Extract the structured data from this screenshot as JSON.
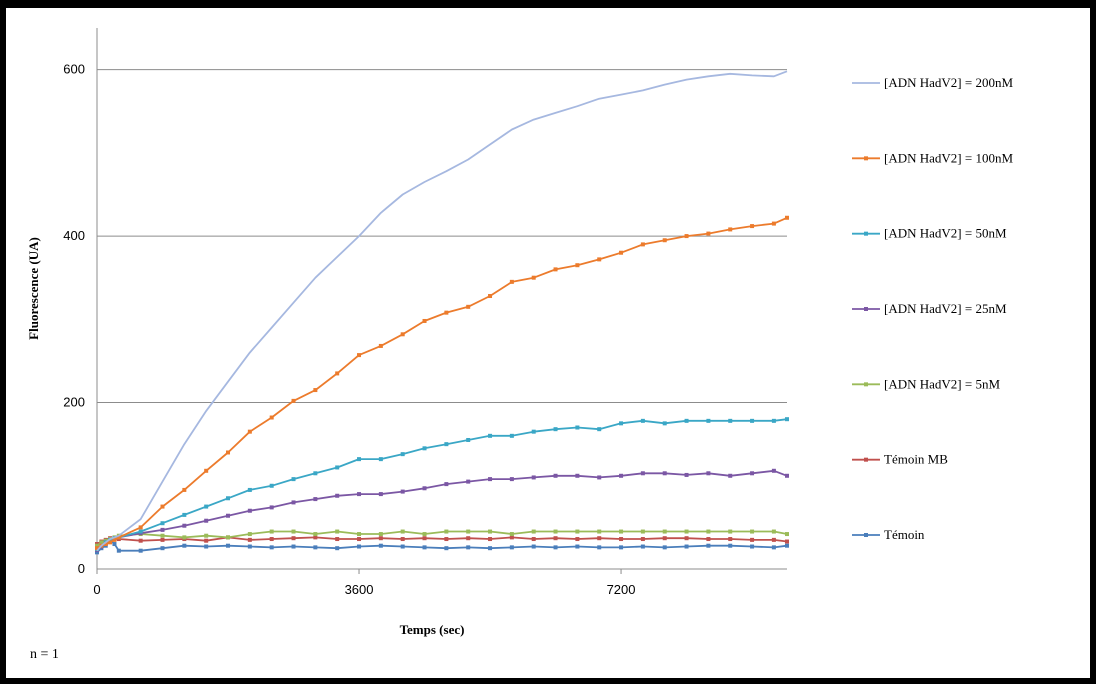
{
  "chart_data": {
    "type": "line",
    "xlabel": "Temps (sec)",
    "ylabel": "Fluorescence (UA)",
    "xlim": [
      0,
      9480
    ],
    "ylim": [
      0,
      650
    ],
    "xticks": [
      0,
      3600,
      7200
    ],
    "yticks": [
      0,
      200,
      400,
      600
    ],
    "grid": "horizontal",
    "legend": "right",
    "x": [
      0,
      60,
      120,
      180,
      240,
      300,
      600,
      900,
      1200,
      1500,
      1800,
      2100,
      2400,
      2700,
      3000,
      3300,
      3600,
      3900,
      4200,
      4500,
      4800,
      5100,
      5400,
      5700,
      6000,
      6300,
      6600,
      6900,
      7200,
      7500,
      7800,
      8100,
      8400,
      8700,
      9000,
      9300,
      9480
    ],
    "series": [
      {
        "name": "[ADN HadV2] = 200nM",
        "color": "#a6b8e0",
        "marker": false,
        "values": [
          22,
          28,
          32,
          36,
          38,
          40,
          60,
          105,
          150,
          190,
          225,
          260,
          290,
          320,
          350,
          375,
          400,
          428,
          450,
          465,
          478,
          492,
          510,
          528,
          540,
          548,
          556,
          565,
          570,
          575,
          582,
          588,
          592,
          595,
          593,
          592,
          598
        ]
      },
      {
        "name": "[ADN HadV2] = 100nM",
        "color": "#ec7b2c",
        "marker": true,
        "values": [
          25,
          28,
          30,
          32,
          35,
          38,
          50,
          75,
          95,
          118,
          140,
          165,
          182,
          202,
          215,
          235,
          257,
          268,
          282,
          298,
          308,
          315,
          328,
          345,
          350,
          360,
          365,
          372,
          380,
          390,
          395,
          400,
          403,
          408,
          412,
          415,
          422
        ]
      },
      {
        "name": "[ADN HadV2] = 50nM",
        "color": "#3aa7c6",
        "marker": true,
        "values": [
          24,
          28,
          32,
          35,
          37,
          38,
          45,
          55,
          65,
          75,
          85,
          95,
          100,
          108,
          115,
          122,
          132,
          132,
          138,
          145,
          150,
          155,
          160,
          160,
          165,
          168,
          170,
          168,
          175,
          178,
          175,
          178,
          178,
          178,
          178,
          178,
          180
        ]
      },
      {
        "name": "[ADN HadV2] = 25nM",
        "color": "#7b57a4",
        "marker": true,
        "values": [
          23,
          27,
          30,
          33,
          36,
          38,
          43,
          47,
          52,
          58,
          64,
          70,
          74,
          80,
          84,
          88,
          90,
          90,
          93,
          97,
          102,
          105,
          108,
          108,
          110,
          112,
          112,
          110,
          112,
          115,
          115,
          113,
          115,
          112,
          115,
          118,
          112
        ]
      },
      {
        "name": "[ADN HadV2] = 5nM",
        "color": "#9bbb59",
        "marker": true,
        "values": [
          28,
          32,
          34,
          36,
          38,
          40,
          42,
          40,
          38,
          40,
          38,
          42,
          45,
          45,
          42,
          45,
          42,
          42,
          45,
          42,
          45,
          45,
          45,
          42,
          45,
          45,
          45,
          45,
          45,
          45,
          45,
          45,
          45,
          45,
          45,
          45,
          42
        ]
      },
      {
        "name": "Témoin MB",
        "color": "#c0504d",
        "marker": true,
        "values": [
          30,
          33,
          35,
          37,
          36,
          36,
          34,
          35,
          36,
          34,
          38,
          35,
          36,
          37,
          38,
          36,
          36,
          37,
          36,
          37,
          36,
          37,
          36,
          38,
          36,
          37,
          36,
          37,
          36,
          36,
          37,
          37,
          36,
          36,
          35,
          35,
          33
        ]
      },
      {
        "name": "Témoin",
        "color": "#4a7ebb",
        "marker": true,
        "values": [
          20,
          25,
          28,
          35,
          30,
          22,
          22,
          25,
          28,
          27,
          28,
          27,
          26,
          27,
          26,
          25,
          27,
          28,
          27,
          26,
          25,
          26,
          25,
          26,
          27,
          26,
          27,
          26,
          26,
          27,
          26,
          27,
          28,
          28,
          27,
          26,
          28
        ]
      }
    ]
  },
  "note": "n = 1"
}
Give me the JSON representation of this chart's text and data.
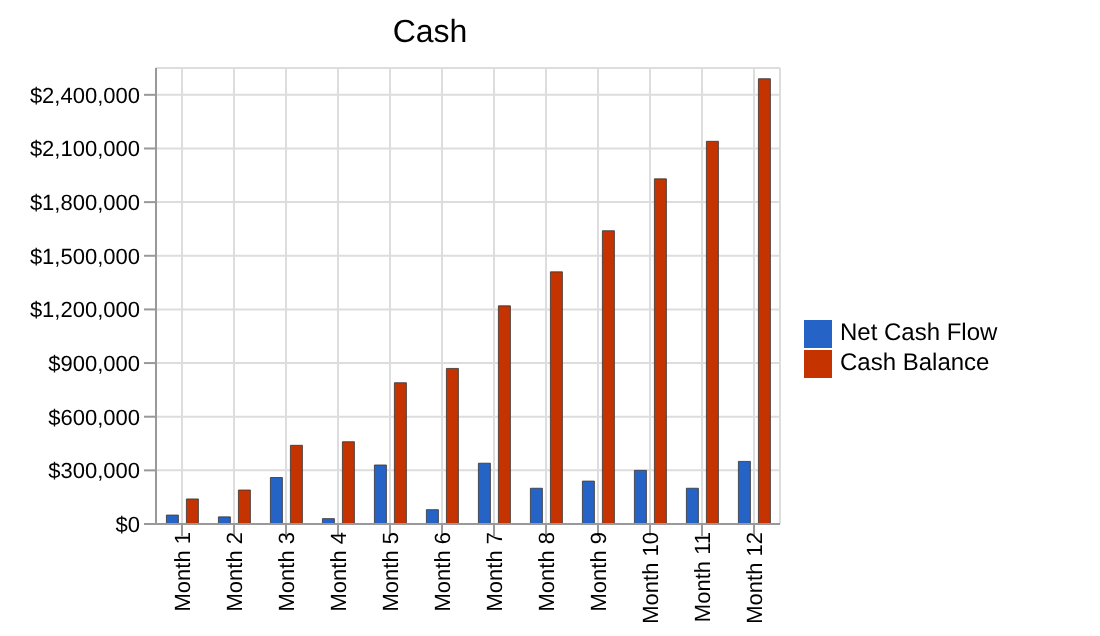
{
  "chart_data": {
    "type": "bar",
    "title": "Cash",
    "categories": [
      "Month 1",
      "Month 2",
      "Month 3",
      "Month 4",
      "Month 5",
      "Month 6",
      "Month 7",
      "Month 8",
      "Month 9",
      "Month 10",
      "Month 11",
      "Month 12"
    ],
    "series": [
      {
        "name": "Net Cash Flow",
        "color": "#2563c6",
        "values": [
          50000,
          40000,
          260000,
          30000,
          330000,
          80000,
          340000,
          200000,
          240000,
          300000,
          200000,
          350000
        ]
      },
      {
        "name": "Cash Balance",
        "color": "#c43300",
        "values": [
          140000,
          190000,
          440000,
          460000,
          790000,
          870000,
          1220000,
          1410000,
          1640000,
          1930000,
          2140000,
          2490000
        ]
      }
    ],
    "ylim": [
      0,
      2550000
    ],
    "yticks": [
      {
        "value": 0,
        "label": "$0"
      },
      {
        "value": 300000,
        "label": "$300,000"
      },
      {
        "value": 600000,
        "label": "$600,000"
      },
      {
        "value": 900000,
        "label": "$900,000"
      },
      {
        "value": 1200000,
        "label": "$1,200,000"
      },
      {
        "value": 1500000,
        "label": "$1,500,000"
      },
      {
        "value": 1800000,
        "label": "$1,800,000"
      },
      {
        "value": 2100000,
        "label": "$2,100,000"
      },
      {
        "value": 2400000,
        "label": "$2,400,000"
      }
    ],
    "grid": true,
    "legend": "right"
  }
}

▬▬▬▬▬▬

** PROBLEM STATEMENT **
Locate the line containing "Give me the" in the records above, then output it and every line after it through the last, excluding pictures.

** WRITTEN SOLUTION **
Give me the JSON representation of this chart's text and data.
{
  "chart_data": {
    "type": "bar",
    "title": "Cash",
    "categories": [
      "Month 1",
      "Month 2",
      "Month 3",
      "Month 4",
      "Month 5",
      "Month 6",
      "Month 7",
      "Month 8",
      "Month 9",
      "Month 10",
      "Month 11",
      "Month 12"
    ],
    "series": [
      {
        "name": "Net Cash Flow",
        "color": "#2563c6",
        "values": [
          50000,
          40000,
          260000,
          30000,
          330000,
          80000,
          340000,
          200000,
          240000,
          300000,
          200000,
          350000
        ]
      },
      {
        "name": "Cash Balance",
        "color": "#c43300",
        "values": [
          140000,
          190000,
          440000,
          460000,
          790000,
          870000,
          1220000,
          1410000,
          1640000,
          1930000,
          2140000,
          2490000
        ]
      }
    ],
    "ylim": [
      0,
      2550000
    ],
    "yticks": [
      {
        "value": 0,
        "label": "$0"
      },
      {
        "value": 300000,
        "label": "$300,000"
      },
      {
        "value": 600000,
        "label": "$600,000"
      },
      {
        "value": 900000,
        "label": "$900,000"
      },
      {
        "value": 1200000,
        "label": "$1,200,000"
      },
      {
        "value": 1500000,
        "label": "$1,500,000"
      },
      {
        "value": 1800000,
        "label": "$1,800,000"
      },
      {
        "value": 2100000,
        "label": "$2,100,000"
      },
      {
        "value": 2400000,
        "label": "$2,400,000"
      }
    ],
    "grid": true,
    "legend": "right"
  }
}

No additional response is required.